> PROVIDED DATA:
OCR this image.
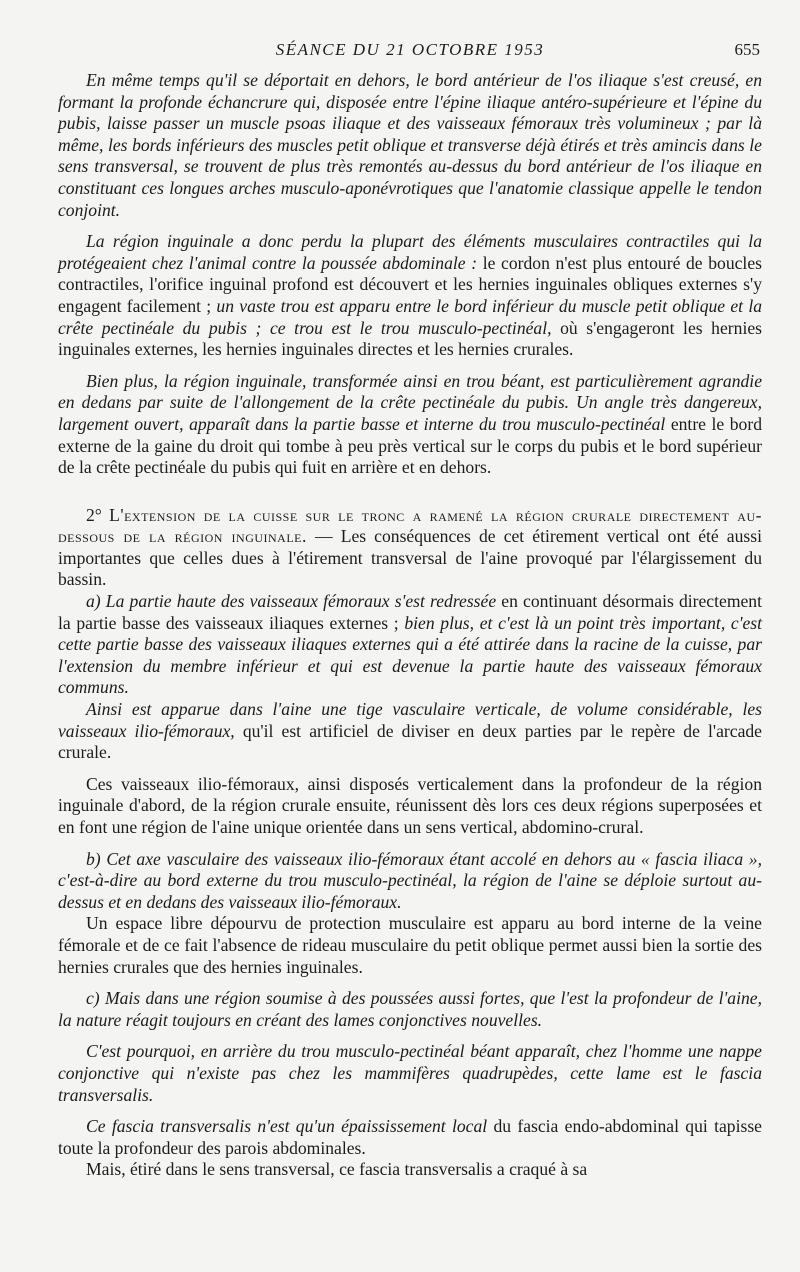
SÉANCE DU 21 OCTOBRE 1953	655

En même temps qu'il se déportait en dehors, le bord antérieur de l'os iliaque s'est creusé, en formant la profonde échancrure qui, disposée entre l'épine iliaque antéro-supérieure et l'épine du pubis, laisse passer un muscle psoas iliaque et des vaisseaux fémoraux très volumineux ; par là même, les bords inférieurs des muscles petit oblique et transverse déjà étirés et très amincis dans le sens transversal, se trouvent de plus très remontés au-dessus du bord antérieur de l'os iliaque en constituant ces longues arches musculo-aponévrotiques que l'anatomie classique appelle le tendon conjoint.

La région inguinale a donc perdu la plupart des éléments musculaires contractiles qui la protégeaient chez l'animal contre la poussée abdominale : le cordon n'est plus entouré de boucles contractiles, l'orifice inguinal profond est découvert et les hernies inguinales obliques externes s'y engagent facilement ; un vaste trou est apparu entre le bord inférieur du muscle petit oblique et la crête pectinéale du pubis ; ce trou est le trou musculo-pectinéal, où s'engageront les hernies inguinales externes, les hernies inguinales directes et les hernies crurales.

Bien plus, la région inguinale, transformée ainsi en trou béant, est particulièrement agrandie en dedans par suite de l'allongement de la crête pectinéale du pubis. Un angle très dangereux, largement ouvert, apparaît dans la partie basse et interne du trou musculo-pectinéal entre le bord externe de la gaine du droit qui tombe à peu près vertical sur le corps du pubis et le bord supérieur de la crête pectinéale du pubis qui fuit en arrière et en dehors.

2° L'extension de la cuisse sur le tronc a ramené la région crurale directement au-dessous de la région inguinale. — Les conséquences de cet étirement vertical ont été aussi importantes que celles dues à l'étirement transversal de l'aine provoqué par l'élargissement du bassin.

a) La partie haute des vaisseaux fémoraux s'est redressée en continuant désormais directement la partie basse des vaisseaux iliaques externes ; bien plus, et c'est là un point très important, c'est cette partie basse des vaisseaux iliaques externes qui a été attirée dans la racine de la cuisse, par l'extension du membre inférieur et qui est devenue la partie haute des vaisseaux fémoraux communs.

Ainsi est apparue dans l'aine une tige vasculaire verticale, de volume considérable, les vaisseaux ilio-fémoraux, qu'il est artificiel de diviser en deux parties par le repère de l'arcade crurale.

Ces vaisseaux ilio-fémoraux, ainsi disposés verticalement dans la profondeur de la région inguinale d'abord, de la région crurale ensuite, réunissent dès lors ces deux régions superposées et en font une région de l'aine unique orientée dans un sens vertical, abdomino-crural.

b) Cet axe vasculaire des vaisseaux ilio-fémoraux étant accolé en dehors au « fascia iliaca », c'est-à-dire au bord externe du trou musculo-pectinéal, la région de l'aine se déploie surtout au-dessus et en dedans des vaisseaux ilio-fémoraux.

Un espace libre dépourvu de protection musculaire est apparu au bord interne de la veine fémorale et de ce fait l'absence de rideau musculaire du petit oblique permet aussi bien la sortie des hernies crurales que des hernies inguinales.

c) Mais dans une région soumise à des poussées aussi fortes, que l'est la profondeur de l'aine, la nature réagit toujours en créant des lames conjonctives nouvelles.

C'est pourquoi, en arrière du trou musculo-pectinéal béant apparaît, chez l'homme une nappe conjonctive qui n'existe pas chez les mammifères quadrupèdes, cette lame est le fascia transversalis.

Ce fascia transversalis n'est qu'un épaississement local du fascia endo-abdominal qui tapisse toute la profondeur des parois abdominales.

Mais, étiré dans le sens transversal, ce fascia transversalis a craqué à sa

> EXERCISE DIRECTIONS: Restate the whole listing above exactly, please, omitting every image.

> FULL ANSWER:
OCR this image.
SÉANCE DU 21 OCTOBRE 1953	655

En même temps qu'il se déportait en dehors, le bord antérieur de l'os iliaque s'est creusé, en formant la profonde échancrure qui, disposée entre l'épine iliaque antéro-supérieure et l'épine du pubis, laisse passer un muscle psoas iliaque et des vaisseaux fémoraux très volumineux ; par là même, les bords inférieurs des muscles petit oblique et transverse déjà étirés et très amincis dans le sens transversal, se trouvent de plus très remontés au-dessus du bord antérieur de l'os iliaque en constituant ces longues arches musculo-aponévrotiques que l'anatomie classique appelle le tendon conjoint.

La région inguinale a donc perdu la plupart des éléments musculaires contractiles qui la protégeaient chez l'animal contre la poussée abdominale : le cordon n'est plus entouré de boucles contractiles, l'orifice inguinal profond est découvert et les hernies inguinales obliques externes s'y engagent facilement ; un vaste trou est apparu entre le bord inférieur du muscle petit oblique et la crête pectinéale du pubis ; ce trou est le trou musculo-pectinéal, où s'engageront les hernies inguinales externes, les hernies inguinales directes et les hernies crurales.

Bien plus, la région inguinale, transformée ainsi en trou béant, est particulièrement agrandie en dedans par suite de l'allongement de la crête pectinéale du pubis. Un angle très dangereux, largement ouvert, apparaît dans la partie basse et interne du trou musculo-pectinéal entre le bord externe de la gaine du droit qui tombe à peu près vertical sur le corps du pubis et le bord supérieur de la crête pectinéale du pubis qui fuit en arrière et en dehors.

2° L'extension de la cuisse sur le tronc a ramené la région crurale directement au-dessous de la région inguinale. — Les conséquences de cet étirement vertical ont été aussi importantes que celles dues à l'étirement transversal de l'aine provoqué par l'élargissement du bassin.

a) La partie haute des vaisseaux fémoraux s'est redressée en continuant désormais directement la partie basse des vaisseaux iliaques externes ; bien plus, et c'est là un point très important, c'est cette partie basse des vaisseaux iliaques externes qui a été attirée dans la racine de la cuisse, par l'extension du membre inférieur et qui est devenue la partie haute des vaisseaux fémoraux communs.

Ainsi est apparue dans l'aine une tige vasculaire verticale, de volume considérable, les vaisseaux ilio-fémoraux, qu'il est artificiel de diviser en deux parties par le repère de l'arcade crurale.

Ces vaisseaux ilio-fémoraux, ainsi disposés verticalement dans la profondeur de la région inguinale d'abord, de la région crurale ensuite, réunissent dès lors ces deux régions superposées et en font une région de l'aine unique orientée dans un sens vertical, abdomino-crural.

b) Cet axe vasculaire des vaisseaux ilio-fémoraux étant accolé en dehors au « fascia iliaca », c'est-à-dire au bord externe du trou musculo-pectinéal, la région de l'aine se déploie surtout au-dessus et en dedans des vaisseaux ilio-fémoraux.

Un espace libre dépourvu de protection musculaire est apparu au bord interne de la veine fémorale et de ce fait l'absence de rideau musculaire du petit oblique permet aussi bien la sortie des hernies crurales que des hernies inguinales.

c) Mais dans une région soumise à des poussées aussi fortes, que l'est la profondeur de l'aine, la nature réagit toujours en créant des lames conjonctives nouvelles.

C'est pourquoi, en arrière du trou musculo-pectinéal béant apparaît, chez l'homme une nappe conjonctive qui n'existe pas chez les mammifères quadrupèdes, cette lame est le fascia transversalis.

Ce fascia transversalis n'est qu'un épaississement local du fascia endo-abdominal qui tapisse toute la profondeur des parois abdominales.

Mais, étiré dans le sens transversal, ce fascia transversalis a craqué à sa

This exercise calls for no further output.